Your task: Copy the lines below as they are; omit the images they contain.

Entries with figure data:
########

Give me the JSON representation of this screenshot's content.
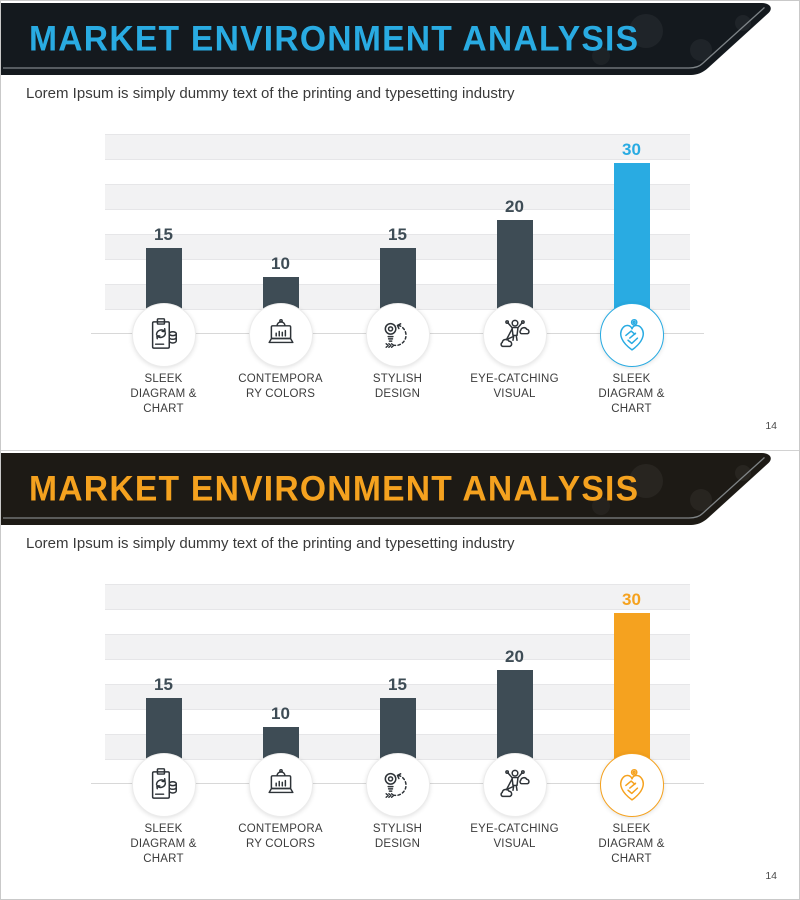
{
  "slides": [
    {
      "title": "MARKET ENVIRONMENT ANALYSIS",
      "subtitle": "Lorem Ipsum is simply dummy text of the printing and typesetting industry",
      "page_number": "14",
      "accent_color": "#29abe2",
      "banner_bg_color": "#14191e"
    },
    {
      "title": "MARKET ENVIRONMENT ANALYSIS",
      "subtitle": "Lorem Ipsum is simply dummy text of the printing and typesetting industry",
      "page_number": "14",
      "accent_color": "#f5a21f",
      "banner_bg_color": "#1d1a15"
    }
  ],
  "chart_data": [
    {
      "type": "bar",
      "title": "MARKET ENVIRONMENT ANALYSIS",
      "categories": [
        "SLEEK DIAGRAM & CHART",
        "CONTEMPORARY COLORS",
        "STYLISH DESIGN",
        "EYE-CATCHING VISUAL",
        "SLEEK DIAGRAM & CHART"
      ],
      "categories_display": [
        [
          "SLEEK",
          "DIAGRAM &",
          "CHART"
        ],
        [
          "CONTEMPORA",
          "RY COLORS"
        ],
        [
          "STYLISH",
          "DESIGN"
        ],
        [
          "EYE-CATCHING",
          "VISUAL"
        ],
        [
          "SLEEK",
          "DIAGRAM &",
          "CHART"
        ]
      ],
      "values": [
        15,
        10,
        15,
        20,
        30
      ],
      "highlight_index": 4,
      "bar_color": "#3e4c55",
      "highlight_color": "#29abe2",
      "ylim": [
        0,
        35
      ],
      "grid": "horizontal stripes, no axis labels",
      "legend": "none",
      "icons": [
        "report-clipboard-icon",
        "ecommerce-laptop-icon",
        "idea-lightbulb-icon",
        "superhero-visual-icon",
        "handshake-heart-icon"
      ]
    },
    {
      "type": "bar",
      "title": "MARKET ENVIRONMENT ANALYSIS",
      "categories": [
        "SLEEK DIAGRAM & CHART",
        "CONTEMPORARY COLORS",
        "STYLISH DESIGN",
        "EYE-CATCHING VISUAL",
        "SLEEK DIAGRAM & CHART"
      ],
      "categories_display": [
        [
          "SLEEK",
          "DIAGRAM &",
          "CHART"
        ],
        [
          "CONTEMPORA",
          "RY COLORS"
        ],
        [
          "STYLISH",
          "DESIGN"
        ],
        [
          "EYE-CATCHING",
          "VISUAL"
        ],
        [
          "SLEEK",
          "DIAGRAM &",
          "CHART"
        ]
      ],
      "values": [
        15,
        10,
        15,
        20,
        30
      ],
      "highlight_index": 4,
      "bar_color": "#3e4c55",
      "highlight_color": "#f5a21f",
      "ylim": [
        0,
        35
      ],
      "grid": "horizontal stripes, no axis labels",
      "legend": "none",
      "icons": [
        "report-clipboard-icon",
        "ecommerce-laptop-icon",
        "idea-lightbulb-icon",
        "superhero-visual-icon",
        "handshake-heart-icon"
      ]
    }
  ]
}
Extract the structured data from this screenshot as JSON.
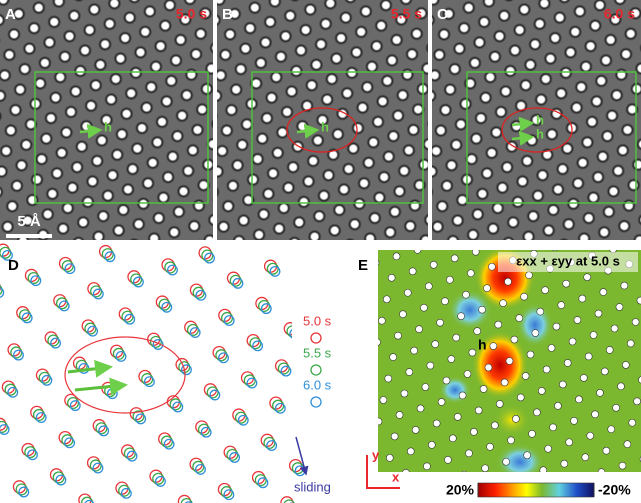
{
  "panels": [
    {
      "label": "A",
      "time": "5.0 s",
      "defect_labels": [
        "h"
      ]
    },
    {
      "label": "B",
      "time": "5.5 s",
      "defect_labels": [
        "h"
      ]
    },
    {
      "label": "C",
      "time": "6.0 s",
      "defect_labels": [
        "h",
        "h"
      ]
    }
  ],
  "scale_bar": "5 Å",
  "panel_d": {
    "label": "D",
    "legend": [
      {
        "name": "5.0 s",
        "color": "#e8353a"
      },
      {
        "name": "5.5 s",
        "color": "#3aa84a"
      },
      {
        "name": "6.0 s",
        "color": "#2f8fd8"
      }
    ],
    "annotation": "sliding"
  },
  "panel_e": {
    "label": "E",
    "title": "εxx + εyy at 5.0 s",
    "defect_label": "h",
    "x_axis": "x",
    "y_axis": "y",
    "colorbar": {
      "ticks": [
        {
          "value": 20,
          "label": "20%"
        },
        {
          "value": -20,
          "label": "-20%"
        }
      ]
    }
  }
}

########

Answer for this exercise:
Give me the JSON representation of this screenshot's content.
{
  "slides": [
    {
      "title": "MARKET ENVIRONMENT ANALYSIS",
      "subtitle": "Lorem Ipsum is simply dummy text of the printing and typesetting industry",
      "page_number": "14",
      "accent_color": "#29abe2",
      "banner_bg_color": "#14191e"
    },
    {
      "title": "MARKET ENVIRONMENT ANALYSIS",
      "subtitle": "Lorem Ipsum is simply dummy text of the printing and typesetting industry",
      "page_number": "14",
      "accent_color": "#f5a21f",
      "banner_bg_color": "#1d1a15"
    }
  ],
  "chart_data": [
    {
      "type": "bar",
      "title": "MARKET ENVIRONMENT ANALYSIS",
      "categories": [
        "SLEEK DIAGRAM & CHART",
        "CONTEMPORARY COLORS",
        "STYLISH DESIGN",
        "EYE-CATCHING VISUAL",
        "SLEEK DIAGRAM & CHART"
      ],
      "categories_display": [
        [
          "SLEEK",
          "DIAGRAM &",
          "CHART"
        ],
        [
          "CONTEMPORA",
          "RY COLORS"
        ],
        [
          "STYLISH",
          "DESIGN"
        ],
        [
          "EYE-CATCHING",
          "VISUAL"
        ],
        [
          "SLEEK",
          "DIAGRAM &",
          "CHART"
        ]
      ],
      "values": [
        15,
        10,
        15,
        20,
        30
      ],
      "highlight_index": 4,
      "bar_color": "#3e4c55",
      "highlight_color": "#29abe2",
      "ylim": [
        0,
        35
      ],
      "grid": "horizontal stripes, no axis labels",
      "legend": "none",
      "icons": [
        "report-clipboard-icon",
        "ecommerce-laptop-icon",
        "idea-lightbulb-icon",
        "superhero-visual-icon",
        "handshake-heart-icon"
      ]
    },
    {
      "type": "bar",
      "title": "MARKET ENVIRONMENT ANALYSIS",
      "categories": [
        "SLEEK DIAGRAM & CHART",
        "CONTEMPORARY COLORS",
        "STYLISH DESIGN",
        "EYE-CATCHING VISUAL",
        "SLEEK DIAGRAM & CHART"
      ],
      "categories_display": [
        [
          "SLEEK",
          "DIAGRAM &",
          "CHART"
        ],
        [
          "CONTEMPORA",
          "RY COLORS"
        ],
        [
          "STYLISH",
          "DESIGN"
        ],
        [
          "EYE-CATCHING",
          "VISUAL"
        ],
        [
          "SLEEK",
          "DIAGRAM &",
          "CHART"
        ]
      ],
      "values": [
        15,
        10,
        15,
        20,
        30
      ],
      "highlight_index": 4,
      "bar_color": "#3e4c55",
      "highlight_color": "#f5a21f",
      "ylim": [
        0,
        35
      ],
      "grid": "horizontal stripes, no axis labels",
      "legend": "none",
      "icons": [
        "report-clipboard-icon",
        "ecommerce-laptop-icon",
        "idea-lightbulb-icon",
        "superhero-visual-icon",
        "handshake-heart-icon"
      ]
    }
  ]
}
Extract the structured data from this screenshot as JSON.
{
  "panels": [
    {
      "label": "A",
      "time": "5.0 s",
      "defect_labels": [
        "h"
      ]
    },
    {
      "label": "B",
      "time": "5.5 s",
      "defect_labels": [
        "h"
      ]
    },
    {
      "label": "C",
      "time": "6.0 s",
      "defect_labels": [
        "h",
        "h"
      ]
    }
  ],
  "scale_bar": "5 Å",
  "panel_d": {
    "label": "D",
    "legend": [
      {
        "name": "5.0 s",
        "color": "#e8353a"
      },
      {
        "name": "5.5 s",
        "color": "#3aa84a"
      },
      {
        "name": "6.0 s",
        "color": "#2f8fd8"
      }
    ],
    "annotation": "sliding"
  },
  "panel_e": {
    "label": "E",
    "title": "εxx + εyy at 5.0 s",
    "defect_label": "h",
    "x_axis": "x",
    "y_axis": "y",
    "colorbar": {
      "ticks": [
        {
          "value": 20,
          "label": "20%"
        },
        {
          "value": -20,
          "label": "-20%"
        }
      ]
    }
  }
}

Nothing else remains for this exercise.